Copy each line of the listing below exactly.

**Exercise data**
↓↓↓

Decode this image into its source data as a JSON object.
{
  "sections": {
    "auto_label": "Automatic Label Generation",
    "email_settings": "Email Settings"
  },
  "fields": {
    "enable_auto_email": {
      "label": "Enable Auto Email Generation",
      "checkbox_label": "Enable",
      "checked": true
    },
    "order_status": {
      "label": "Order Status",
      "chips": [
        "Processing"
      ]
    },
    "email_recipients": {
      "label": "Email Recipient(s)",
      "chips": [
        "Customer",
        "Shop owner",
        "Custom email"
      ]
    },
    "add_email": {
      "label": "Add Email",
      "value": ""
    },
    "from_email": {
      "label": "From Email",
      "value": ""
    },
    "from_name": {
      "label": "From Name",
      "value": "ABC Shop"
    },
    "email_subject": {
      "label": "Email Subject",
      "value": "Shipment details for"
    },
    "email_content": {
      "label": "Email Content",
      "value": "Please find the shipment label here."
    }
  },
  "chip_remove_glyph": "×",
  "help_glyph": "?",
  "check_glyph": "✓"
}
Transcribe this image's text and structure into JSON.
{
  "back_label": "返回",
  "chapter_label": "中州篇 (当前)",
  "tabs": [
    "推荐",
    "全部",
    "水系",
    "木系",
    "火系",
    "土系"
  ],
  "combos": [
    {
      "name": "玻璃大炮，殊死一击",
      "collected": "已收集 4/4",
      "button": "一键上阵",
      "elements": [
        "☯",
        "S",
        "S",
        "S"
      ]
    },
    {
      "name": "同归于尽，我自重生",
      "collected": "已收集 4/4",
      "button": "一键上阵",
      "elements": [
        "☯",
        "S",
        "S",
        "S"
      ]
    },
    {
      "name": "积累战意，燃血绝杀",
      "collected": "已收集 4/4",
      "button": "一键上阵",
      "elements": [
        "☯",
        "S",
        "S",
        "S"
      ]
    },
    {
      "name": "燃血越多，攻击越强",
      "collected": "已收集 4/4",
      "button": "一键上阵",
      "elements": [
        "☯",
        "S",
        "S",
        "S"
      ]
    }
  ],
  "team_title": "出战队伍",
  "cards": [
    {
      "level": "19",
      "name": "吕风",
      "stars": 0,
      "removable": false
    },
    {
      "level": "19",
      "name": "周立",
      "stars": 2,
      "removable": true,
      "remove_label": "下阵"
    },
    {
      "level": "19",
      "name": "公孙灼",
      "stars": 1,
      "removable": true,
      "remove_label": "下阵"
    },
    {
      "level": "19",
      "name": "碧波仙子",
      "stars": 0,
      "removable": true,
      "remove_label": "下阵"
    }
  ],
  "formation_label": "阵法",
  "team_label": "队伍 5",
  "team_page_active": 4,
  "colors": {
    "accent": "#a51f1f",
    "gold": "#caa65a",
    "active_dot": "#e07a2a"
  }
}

↑↑↑

**Response to this task**
Decode this image into its source data as a JSON object.
{
  "sections": {
    "auto_label": "Automatic Label Generation",
    "email_settings": "Email Settings"
  },
  "fields": {
    "enable_auto_email": {
      "label": "Enable Auto Email Generation",
      "checkbox_label": "Enable",
      "checked": true
    },
    "order_status": {
      "label": "Order Status",
      "chips": [
        "Processing"
      ]
    },
    "email_recipients": {
      "label": "Email Recipient(s)",
      "chips": [
        "Customer",
        "Shop owner",
        "Custom email"
      ]
    },
    "add_email": {
      "label": "Add Email",
      "value": ""
    },
    "from_email": {
      "label": "From Email",
      "value": ""
    },
    "from_name": {
      "label": "From Name",
      "value": "ABC Shop"
    },
    "email_subject": {
      "label": "Email Subject",
      "value": "Shipment details for"
    },
    "email_content": {
      "label": "Email Content",
      "value": "Please find the shipment label here."
    }
  },
  "chip_remove_glyph": "×",
  "help_glyph": "?",
  "check_glyph": "✓"
}
Transcribe this image's text and structure into JSON.
{
  "back_label": "返回",
  "chapter_label": "中州篇 (当前)",
  "tabs": [
    "推荐",
    "全部",
    "水系",
    "木系",
    "火系",
    "土系"
  ],
  "combos": [
    {
      "name": "玻璃大炮，殊死一击",
      "collected": "已收集 4/4",
      "button": "一键上阵",
      "elements": [
        "☯",
        "S",
        "S",
        "S"
      ]
    },
    {
      "name": "同归于尽，我自重生",
      "collected": "已收集 4/4",
      "button": "一键上阵",
      "elements": [
        "☯",
        "S",
        "S",
        "S"
      ]
    },
    {
      "name": "积累战意，燃血绝杀",
      "collected": "已收集 4/4",
      "button": "一键上阵",
      "elements": [
        "☯",
        "S",
        "S",
        "S"
      ]
    },
    {
      "name": "燃血越多，攻击越强",
      "collected": "已收集 4/4",
      "button": "一键上阵",
      "elements": [
        "☯",
        "S",
        "S",
        "S"
      ]
    }
  ],
  "team_title": "出战队伍",
  "cards": [
    {
      "level": "19",
      "name": "吕风",
      "stars": 0,
      "removable": false
    },
    {
      "level": "19",
      "name": "周立",
      "stars": 2,
      "removable": true,
      "remove_label": "下阵"
    },
    {
      "level": "19",
      "name": "公孙灼",
      "stars": 1,
      "removable": true,
      "remove_label": "下阵"
    },
    {
      "level": "19",
      "name": "碧波仙子",
      "stars": 0,
      "removable": true,
      "remove_label": "下阵"
    }
  ],
  "formation_label": "阵法",
  "team_label": "队伍 5",
  "team_page_active": 4,
  "colors": {
    "accent": "#a51f1f",
    "gold": "#caa65a",
    "active_dot": "#e07a2a"
  }
}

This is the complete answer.